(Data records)
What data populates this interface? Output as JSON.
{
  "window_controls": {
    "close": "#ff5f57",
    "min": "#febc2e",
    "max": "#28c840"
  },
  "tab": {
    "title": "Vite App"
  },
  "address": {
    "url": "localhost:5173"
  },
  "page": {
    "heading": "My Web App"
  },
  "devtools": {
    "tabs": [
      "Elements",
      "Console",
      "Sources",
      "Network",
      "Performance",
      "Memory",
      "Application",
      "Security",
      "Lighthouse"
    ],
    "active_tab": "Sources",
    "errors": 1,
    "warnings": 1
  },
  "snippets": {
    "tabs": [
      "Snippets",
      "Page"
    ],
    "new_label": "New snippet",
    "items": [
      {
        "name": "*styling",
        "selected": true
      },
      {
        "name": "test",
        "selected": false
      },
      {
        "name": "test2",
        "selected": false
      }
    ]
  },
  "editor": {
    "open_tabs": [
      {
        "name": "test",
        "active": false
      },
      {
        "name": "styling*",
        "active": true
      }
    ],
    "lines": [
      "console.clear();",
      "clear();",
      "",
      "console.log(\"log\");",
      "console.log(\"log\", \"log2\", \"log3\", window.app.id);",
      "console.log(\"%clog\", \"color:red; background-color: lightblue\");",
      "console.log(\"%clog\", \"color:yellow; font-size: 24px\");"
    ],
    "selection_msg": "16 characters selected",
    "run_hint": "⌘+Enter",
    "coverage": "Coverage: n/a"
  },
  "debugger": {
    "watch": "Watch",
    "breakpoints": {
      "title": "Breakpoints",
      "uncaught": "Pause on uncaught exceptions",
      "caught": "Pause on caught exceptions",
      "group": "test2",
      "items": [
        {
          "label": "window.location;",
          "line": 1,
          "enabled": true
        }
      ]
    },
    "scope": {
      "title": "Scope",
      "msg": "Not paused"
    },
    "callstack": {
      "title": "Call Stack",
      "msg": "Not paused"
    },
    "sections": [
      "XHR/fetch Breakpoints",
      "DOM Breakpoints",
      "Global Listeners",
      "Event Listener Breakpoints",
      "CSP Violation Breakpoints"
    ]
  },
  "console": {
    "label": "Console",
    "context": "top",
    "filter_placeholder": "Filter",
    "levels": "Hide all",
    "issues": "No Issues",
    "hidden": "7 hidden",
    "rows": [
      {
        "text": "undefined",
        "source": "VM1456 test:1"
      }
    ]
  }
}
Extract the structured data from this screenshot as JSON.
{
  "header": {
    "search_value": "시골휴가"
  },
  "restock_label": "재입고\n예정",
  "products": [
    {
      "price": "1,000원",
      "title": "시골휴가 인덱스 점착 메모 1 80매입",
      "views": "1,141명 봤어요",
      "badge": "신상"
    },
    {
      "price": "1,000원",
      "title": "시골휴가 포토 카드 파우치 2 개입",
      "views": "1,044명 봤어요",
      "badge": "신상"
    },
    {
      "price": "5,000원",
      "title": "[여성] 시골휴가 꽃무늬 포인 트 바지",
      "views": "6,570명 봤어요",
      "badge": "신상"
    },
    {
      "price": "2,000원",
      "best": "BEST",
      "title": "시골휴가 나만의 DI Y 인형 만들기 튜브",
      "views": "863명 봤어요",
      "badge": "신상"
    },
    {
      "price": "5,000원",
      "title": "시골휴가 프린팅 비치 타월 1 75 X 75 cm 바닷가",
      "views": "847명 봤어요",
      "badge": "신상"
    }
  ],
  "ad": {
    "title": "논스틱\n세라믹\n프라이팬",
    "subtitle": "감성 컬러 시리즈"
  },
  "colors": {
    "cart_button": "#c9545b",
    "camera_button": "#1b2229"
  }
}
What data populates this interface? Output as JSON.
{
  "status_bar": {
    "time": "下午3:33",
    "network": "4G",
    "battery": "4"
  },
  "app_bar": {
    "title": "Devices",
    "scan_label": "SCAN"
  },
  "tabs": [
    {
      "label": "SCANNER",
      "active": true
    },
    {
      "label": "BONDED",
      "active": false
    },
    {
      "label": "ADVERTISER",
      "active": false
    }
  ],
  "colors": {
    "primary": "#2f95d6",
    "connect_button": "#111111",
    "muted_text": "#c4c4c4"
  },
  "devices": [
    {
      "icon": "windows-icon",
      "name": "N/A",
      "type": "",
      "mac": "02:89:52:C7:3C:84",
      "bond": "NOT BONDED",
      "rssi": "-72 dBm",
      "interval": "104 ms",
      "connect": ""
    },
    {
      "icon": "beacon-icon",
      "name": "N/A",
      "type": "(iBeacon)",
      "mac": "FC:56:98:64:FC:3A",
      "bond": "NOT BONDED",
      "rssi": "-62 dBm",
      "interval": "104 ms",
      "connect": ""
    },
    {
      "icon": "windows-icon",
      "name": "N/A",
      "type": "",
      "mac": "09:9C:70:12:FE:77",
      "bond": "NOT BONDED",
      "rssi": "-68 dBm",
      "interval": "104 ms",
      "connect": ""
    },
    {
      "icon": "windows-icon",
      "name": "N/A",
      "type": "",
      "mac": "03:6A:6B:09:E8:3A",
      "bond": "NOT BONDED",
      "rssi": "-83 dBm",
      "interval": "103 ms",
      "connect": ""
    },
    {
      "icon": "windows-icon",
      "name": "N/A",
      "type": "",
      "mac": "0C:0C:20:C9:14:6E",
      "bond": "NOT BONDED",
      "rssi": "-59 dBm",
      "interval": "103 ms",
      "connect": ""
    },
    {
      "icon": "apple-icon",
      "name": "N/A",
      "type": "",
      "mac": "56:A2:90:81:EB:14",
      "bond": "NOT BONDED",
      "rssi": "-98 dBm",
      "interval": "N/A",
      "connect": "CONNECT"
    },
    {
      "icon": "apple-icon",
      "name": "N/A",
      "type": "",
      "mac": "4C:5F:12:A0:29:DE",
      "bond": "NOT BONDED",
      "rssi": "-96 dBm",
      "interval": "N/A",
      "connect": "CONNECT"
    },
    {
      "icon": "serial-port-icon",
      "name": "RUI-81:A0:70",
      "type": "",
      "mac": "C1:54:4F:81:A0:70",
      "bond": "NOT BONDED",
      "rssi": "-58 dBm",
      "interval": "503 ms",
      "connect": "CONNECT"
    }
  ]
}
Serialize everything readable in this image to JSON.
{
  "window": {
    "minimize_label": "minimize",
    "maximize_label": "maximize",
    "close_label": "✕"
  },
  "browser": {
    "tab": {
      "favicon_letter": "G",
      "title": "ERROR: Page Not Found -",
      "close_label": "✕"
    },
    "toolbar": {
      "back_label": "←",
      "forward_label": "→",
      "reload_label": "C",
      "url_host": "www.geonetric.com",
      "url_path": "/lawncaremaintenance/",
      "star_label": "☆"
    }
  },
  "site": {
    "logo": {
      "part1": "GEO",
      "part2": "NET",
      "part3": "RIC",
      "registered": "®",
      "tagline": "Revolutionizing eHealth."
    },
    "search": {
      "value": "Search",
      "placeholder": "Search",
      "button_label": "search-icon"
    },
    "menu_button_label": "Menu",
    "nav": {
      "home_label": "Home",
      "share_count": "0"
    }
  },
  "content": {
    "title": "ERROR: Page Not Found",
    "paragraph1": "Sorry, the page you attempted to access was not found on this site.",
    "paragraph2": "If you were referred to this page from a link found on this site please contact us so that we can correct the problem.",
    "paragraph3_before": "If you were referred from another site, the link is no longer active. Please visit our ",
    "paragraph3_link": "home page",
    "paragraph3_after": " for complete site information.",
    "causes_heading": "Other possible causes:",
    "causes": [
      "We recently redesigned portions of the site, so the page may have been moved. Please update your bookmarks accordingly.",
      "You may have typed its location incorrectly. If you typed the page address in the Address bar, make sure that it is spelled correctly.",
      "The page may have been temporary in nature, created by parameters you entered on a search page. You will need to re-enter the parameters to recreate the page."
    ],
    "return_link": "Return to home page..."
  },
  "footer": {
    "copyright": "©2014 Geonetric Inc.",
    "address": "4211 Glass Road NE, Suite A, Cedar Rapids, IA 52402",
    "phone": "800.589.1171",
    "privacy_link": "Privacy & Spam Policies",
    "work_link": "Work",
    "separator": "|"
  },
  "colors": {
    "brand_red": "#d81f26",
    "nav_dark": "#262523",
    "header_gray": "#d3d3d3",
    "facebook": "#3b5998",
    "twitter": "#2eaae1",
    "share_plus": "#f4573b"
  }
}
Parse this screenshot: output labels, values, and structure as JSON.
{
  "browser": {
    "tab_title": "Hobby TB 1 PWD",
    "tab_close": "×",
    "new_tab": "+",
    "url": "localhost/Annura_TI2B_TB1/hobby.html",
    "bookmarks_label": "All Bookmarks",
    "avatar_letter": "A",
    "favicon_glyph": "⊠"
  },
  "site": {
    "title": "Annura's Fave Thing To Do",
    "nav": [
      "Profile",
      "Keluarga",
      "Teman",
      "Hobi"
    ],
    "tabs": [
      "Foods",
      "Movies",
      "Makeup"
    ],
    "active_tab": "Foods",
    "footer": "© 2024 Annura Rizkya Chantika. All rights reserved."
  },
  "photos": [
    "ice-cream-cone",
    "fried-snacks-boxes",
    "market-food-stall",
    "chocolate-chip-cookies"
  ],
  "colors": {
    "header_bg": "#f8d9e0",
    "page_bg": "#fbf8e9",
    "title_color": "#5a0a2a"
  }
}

- Problem statement -
Return the lines of the records that include the string "views".

- The output -
      "views": "1,141명 봤어요",
      "views": "1,044명 봤어요",
      "views": "6,570명 봤어요",
      "views": "863명 봤어요",
      "views": "847명 봤어요",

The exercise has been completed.